◆ **Latihan Singkat 1**
Jawablah pertanyaan berikut berdasarkan teks tentang perburuan paus di Jepang.
(a) Berapa ekor paus yang pernah ditangkap Jepang pada puncaknya?
(b) Siapa presiden Humane Society International?
(c) Di kota mana KTT G-20 yang disebut dalam teks berlangsung?
◆ **Latihan Singkat 2**
Salin dengan tepat bagian teks tentang perburuan paus di Jepang, mulai dari "Para pecinta lingkungan" dan terus sampai "kata Block menambahkan.".

◆ **Teks Bacaan**

Perburuan paus di Jepang hanya melibatkan beberapa ratus orang dan menyumbang kurang dari 0,1 persen dari total konsumsi daging pada tahun fiskal 2017. Pada puncaknya, Jepang pernah menangkap 1.200 paus tetapi secara drastis telah mengurangi tangkapannya dalam beberapa tahun terakhir setelah protes internasional meningkat dan konsumsi daging paus menurun. Saat ini, sekitar 4.000-5.000 ton daging paus dipasok ke Jepang setiap tahun, atau 30-40 gram daging ikan paus yang dikonsumsi per orang per tahun. 

Para pecinta lingkungan di dunia mengecam perburuan paus di Jepang mendesak para pemimpin global dalam Konferensi Tingkat Tinggi (KTT) G-20 tidak menutup mata terhadap perburuan ikan paus.

"Pemerintah Jepang dengan bangga memfasilitasi kerja sama internasional dengan menjadi tuan rumah pertemuan G-20, di sisi lain (Jepang) diam-diam melepaskan diri dari kewajiban untuk kolaborasi global tentang perlindungan dan pengelolaan paus dunia," ujar Presiden dari Humane Society International, Kitty Block, Jumat (28/6) lalu. 

"Jepang meninggalkan IWC dan menentang hukum internasional untuk mengejar ambisi perburuan paus komersialnya," kata Block menambahkan. 

Block menyerukan agar perburuan ikan paus dapat menjadi salah satu topik yang dibahas pada pertemuan KTT G-20 di Osaka. Para aktivis lingkungan telah mengirimkan surat kepada para pemimpin G-20 dan mendesak mereka untuk mendorong Jepang agar mengakhiri perburuan ikan paus komersial.

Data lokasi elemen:
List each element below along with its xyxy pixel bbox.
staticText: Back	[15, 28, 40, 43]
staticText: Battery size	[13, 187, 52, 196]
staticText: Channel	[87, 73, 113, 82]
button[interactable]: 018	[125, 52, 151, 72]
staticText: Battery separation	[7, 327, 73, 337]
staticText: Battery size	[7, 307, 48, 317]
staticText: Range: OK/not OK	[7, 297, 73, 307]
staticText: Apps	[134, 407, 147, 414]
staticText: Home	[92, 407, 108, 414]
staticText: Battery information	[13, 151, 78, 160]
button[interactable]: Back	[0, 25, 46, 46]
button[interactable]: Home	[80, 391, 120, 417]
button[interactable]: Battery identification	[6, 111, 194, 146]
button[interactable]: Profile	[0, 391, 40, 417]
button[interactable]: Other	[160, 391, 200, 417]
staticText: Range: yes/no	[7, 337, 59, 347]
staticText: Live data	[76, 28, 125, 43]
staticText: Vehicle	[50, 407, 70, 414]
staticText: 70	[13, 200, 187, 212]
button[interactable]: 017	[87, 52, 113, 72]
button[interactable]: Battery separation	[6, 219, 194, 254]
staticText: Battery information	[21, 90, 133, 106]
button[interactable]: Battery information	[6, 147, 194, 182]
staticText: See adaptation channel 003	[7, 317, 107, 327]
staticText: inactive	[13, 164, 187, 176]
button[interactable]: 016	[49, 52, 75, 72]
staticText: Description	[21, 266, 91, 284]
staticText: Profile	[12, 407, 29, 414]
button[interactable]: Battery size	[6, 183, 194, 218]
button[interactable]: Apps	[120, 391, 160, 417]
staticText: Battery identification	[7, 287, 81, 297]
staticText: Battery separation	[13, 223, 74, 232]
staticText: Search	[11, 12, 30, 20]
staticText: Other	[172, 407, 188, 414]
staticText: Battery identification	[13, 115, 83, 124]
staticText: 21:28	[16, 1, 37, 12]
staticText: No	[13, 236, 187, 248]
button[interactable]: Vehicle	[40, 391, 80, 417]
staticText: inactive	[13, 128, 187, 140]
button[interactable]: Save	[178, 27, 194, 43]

◆ **Jawaban yang Diharapkan 1**
(a) 1.200 paus.
(b) Kitty Block.
(c) Osaka.

◆ **Jawaban yang Diharapkan 2**
Para pecinta lingkungan di dunia mengecam perburuan paus di Jepang mendesak para pemimpin global dalam Konferensi Tingkat Tinggi (KTT) G-20 tidak menutup mata terhadap perburuan ikan paus.

"Pemerintah Jepang dengan bangga memfasilitasi kerja sama internasional dengan menjadi tuan rumah pertemuan G-20, di sisi lain (Jepang) diam-diam melepaskan diri dari kewajiban untuk kolaborasi global tentang perlindungan dan pengelolaan paus dunia," ujar Presiden dari Humane Society International, Kitty Block, Jumat (28/6) lalu. 

"Jepang meninggalkan IWC dan menentang hukum internasional untuk mengejar ambisi perburuan paus komersialnya," kata Block menambahkan.